### Input data

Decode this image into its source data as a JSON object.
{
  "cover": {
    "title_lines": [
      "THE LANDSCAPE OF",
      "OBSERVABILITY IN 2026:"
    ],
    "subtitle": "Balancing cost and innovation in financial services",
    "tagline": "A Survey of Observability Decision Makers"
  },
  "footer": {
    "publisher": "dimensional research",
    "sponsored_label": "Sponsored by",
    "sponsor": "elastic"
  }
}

######

▸ **Job**
Each line above is to be repeated exactly.

▸ **Written response**
Decode this image into its source data as a JSON object.
{
  "cover": {
    "title_lines": [
      "THE LANDSCAPE OF",
      "OBSERVABILITY IN 2026:"
    ],
    "subtitle": "Balancing cost and innovation in financial services",
    "tagline": "A Survey of Observability Decision Makers"
  },
  "footer": {
    "publisher": "dimensional research",
    "sponsored_label": "Sponsored by",
    "sponsor": "elastic"
  }
}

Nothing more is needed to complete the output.